*** Begin section ***
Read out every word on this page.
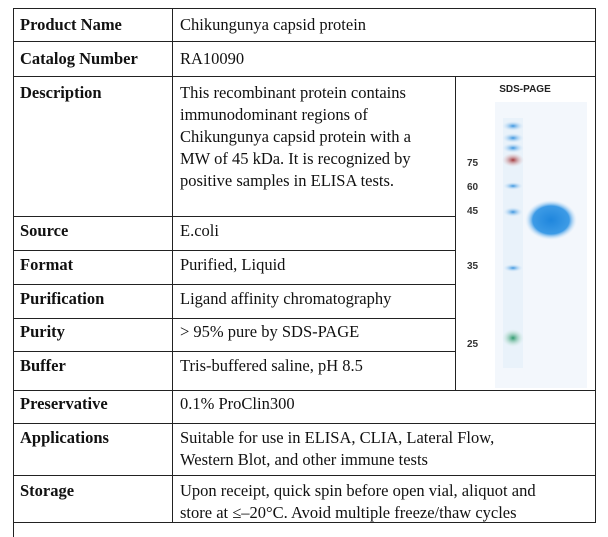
Product Name
Catalog Number
Description
Source
Format
Purification
Purity
Buffer
Preservative
Applications
Storage
Chikungunya capsid protein
RA10090
This recombinant protein contains
immunodominant regions of
Chikungunya capsid protein with a
MW of 45 kDa. It is recognized by
positive samples in ELISA tests.
E.coli
Purified, Liquid
Ligand affinity chromatography
> 95% pure by SDS-PAGE
Tris-buffered saline, pH 8.5
0.1% ProClin300
Suitable for use in ELISA, CLIA, Lateral Flow,
Western Blot, and other immune tests
Upon receipt, quick spin before open vial, aliquot and
store at ≤–20°C. Avoid multiple freeze/thaw cycles
SDS-PAGE
75
60
45
35
25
*** End section ***
» **Work task**
Search the material above for the word "protein", then copy each line that holds it.

» **Response to the exercise**
Chikungunya capsid protein
This recombinant protein contains
Chikungunya capsid protein with a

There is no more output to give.